● **Goal**: Type the records out again in full, exactly.

● **Input data**:
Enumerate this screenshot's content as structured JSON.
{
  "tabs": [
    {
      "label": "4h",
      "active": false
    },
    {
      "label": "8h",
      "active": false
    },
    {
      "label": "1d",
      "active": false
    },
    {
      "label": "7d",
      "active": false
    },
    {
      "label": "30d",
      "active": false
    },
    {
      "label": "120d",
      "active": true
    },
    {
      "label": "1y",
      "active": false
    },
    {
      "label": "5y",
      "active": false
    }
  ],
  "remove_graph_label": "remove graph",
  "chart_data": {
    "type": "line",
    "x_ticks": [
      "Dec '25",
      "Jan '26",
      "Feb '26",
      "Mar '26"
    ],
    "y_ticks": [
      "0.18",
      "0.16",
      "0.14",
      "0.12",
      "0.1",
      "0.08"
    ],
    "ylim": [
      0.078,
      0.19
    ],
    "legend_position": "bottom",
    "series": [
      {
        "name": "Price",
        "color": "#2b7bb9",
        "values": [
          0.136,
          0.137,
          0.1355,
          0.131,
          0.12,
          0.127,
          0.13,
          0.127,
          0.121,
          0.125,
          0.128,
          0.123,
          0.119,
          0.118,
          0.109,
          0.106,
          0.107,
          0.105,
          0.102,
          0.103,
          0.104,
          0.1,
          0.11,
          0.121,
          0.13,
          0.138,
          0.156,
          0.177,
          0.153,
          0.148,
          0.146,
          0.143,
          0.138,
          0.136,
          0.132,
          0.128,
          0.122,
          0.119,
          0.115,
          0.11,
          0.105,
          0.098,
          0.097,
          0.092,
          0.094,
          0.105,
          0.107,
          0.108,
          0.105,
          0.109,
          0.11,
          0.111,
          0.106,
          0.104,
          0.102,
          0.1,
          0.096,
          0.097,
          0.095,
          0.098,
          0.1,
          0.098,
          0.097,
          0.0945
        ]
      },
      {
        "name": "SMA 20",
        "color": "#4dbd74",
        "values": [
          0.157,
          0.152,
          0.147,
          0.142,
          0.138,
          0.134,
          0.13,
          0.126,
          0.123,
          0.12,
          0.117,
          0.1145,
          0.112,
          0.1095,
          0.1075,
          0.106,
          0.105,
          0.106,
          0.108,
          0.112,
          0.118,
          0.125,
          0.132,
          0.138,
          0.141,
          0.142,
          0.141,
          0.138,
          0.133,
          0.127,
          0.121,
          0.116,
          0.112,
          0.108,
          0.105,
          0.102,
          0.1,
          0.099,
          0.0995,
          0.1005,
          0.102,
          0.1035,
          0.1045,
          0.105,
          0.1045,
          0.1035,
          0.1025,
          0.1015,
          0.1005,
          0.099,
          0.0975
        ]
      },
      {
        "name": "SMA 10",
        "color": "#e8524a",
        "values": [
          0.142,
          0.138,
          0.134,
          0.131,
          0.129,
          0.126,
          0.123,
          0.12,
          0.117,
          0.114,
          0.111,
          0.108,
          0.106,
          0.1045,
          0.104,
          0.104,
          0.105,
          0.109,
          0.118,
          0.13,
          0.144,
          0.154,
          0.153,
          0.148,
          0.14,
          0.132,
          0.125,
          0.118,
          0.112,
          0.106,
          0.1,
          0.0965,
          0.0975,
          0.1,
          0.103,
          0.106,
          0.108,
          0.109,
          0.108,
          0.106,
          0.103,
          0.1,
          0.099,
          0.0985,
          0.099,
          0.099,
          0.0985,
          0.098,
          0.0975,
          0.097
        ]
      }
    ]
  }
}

● **Worked solution**:
Enumerate this screenshot's content as structured JSON.
{
  "tabs": [
    {
      "label": "4h",
      "active": false
    },
    {
      "label": "8h",
      "active": false
    },
    {
      "label": "1d",
      "active": false
    },
    {
      "label": "7d",
      "active": false
    },
    {
      "label": "30d",
      "active": false
    },
    {
      "label": "120d",
      "active": true
    },
    {
      "label": "1y",
      "active": false
    },
    {
      "label": "5y",
      "active": false
    }
  ],
  "remove_graph_label": "remove graph",
  "chart_data": {
    "type": "line",
    "x_ticks": [
      "Dec '25",
      "Jan '26",
      "Feb '26",
      "Mar '26"
    ],
    "y_ticks": [
      "0.18",
      "0.16",
      "0.14",
      "0.12",
      "0.1",
      "0.08"
    ],
    "ylim": [
      0.078,
      0.19
    ],
    "legend_position": "bottom",
    "series": [
      {
        "name": "Price",
        "color": "#2b7bb9",
        "values": [
          0.136,
          0.137,
          0.1355,
          0.131,
          0.12,
          0.127,
          0.13,
          0.127,
          0.121,
          0.125,
          0.128,
          0.123,
          0.119,
          0.118,
          0.109,
          0.106,
          0.107,
          0.105,
          0.102,
          0.103,
          0.104,
          0.1,
          0.11,
          0.121,
          0.13,
          0.138,
          0.156,
          0.177,
          0.153,
          0.148,
          0.146,
          0.143,
          0.138,
          0.136,
          0.132,
          0.128,
          0.122,
          0.119,
          0.115,
          0.11,
          0.105,
          0.098,
          0.097,
          0.092,
          0.094,
          0.105,
          0.107,
          0.108,
          0.105,
          0.109,
          0.11,
          0.111,
          0.106,
          0.104,
          0.102,
          0.1,
          0.096,
          0.097,
          0.095,
          0.098,
          0.1,
          0.098,
          0.097,
          0.0945
        ]
      },
      {
        "name": "SMA 20",
        "color": "#4dbd74",
        "values": [
          0.157,
          0.152,
          0.147,
          0.142,
          0.138,
          0.134,
          0.13,
          0.126,
          0.123,
          0.12,
          0.117,
          0.1145,
          0.112,
          0.1095,
          0.1075,
          0.106,
          0.105,
          0.106,
          0.108,
          0.112,
          0.118,
          0.125,
          0.132,
          0.138,
          0.141,
          0.142,
          0.141,
          0.138,
          0.133,
          0.127,
          0.121,
          0.116,
          0.112,
          0.108,
          0.105,
          0.102,
          0.1,
          0.099,
          0.0995,
          0.1005,
          0.102,
          0.1035,
          0.1045,
          0.105,
          0.1045,
          0.1035,
          0.1025,
          0.1015,
          0.1005,
          0.099,
          0.0975
        ]
      },
      {
        "name": "SMA 10",
        "color": "#e8524a",
        "values": [
          0.142,
          0.138,
          0.134,
          0.131,
          0.129,
          0.126,
          0.123,
          0.12,
          0.117,
          0.114,
          0.111,
          0.108,
          0.106,
          0.1045,
          0.104,
          0.104,
          0.105,
          0.109,
          0.118,
          0.13,
          0.144,
          0.154,
          0.153,
          0.148,
          0.14,
          0.132,
          0.125,
          0.118,
          0.112,
          0.106,
          0.1,
          0.0965,
          0.0975,
          0.1,
          0.103,
          0.106,
          0.108,
          0.109,
          0.108,
          0.106,
          0.103,
          0.1,
          0.099,
          0.0985,
          0.099,
          0.099,
          0.0985,
          0.098,
          0.0975,
          0.097
        ]
      }
    ]
  }
}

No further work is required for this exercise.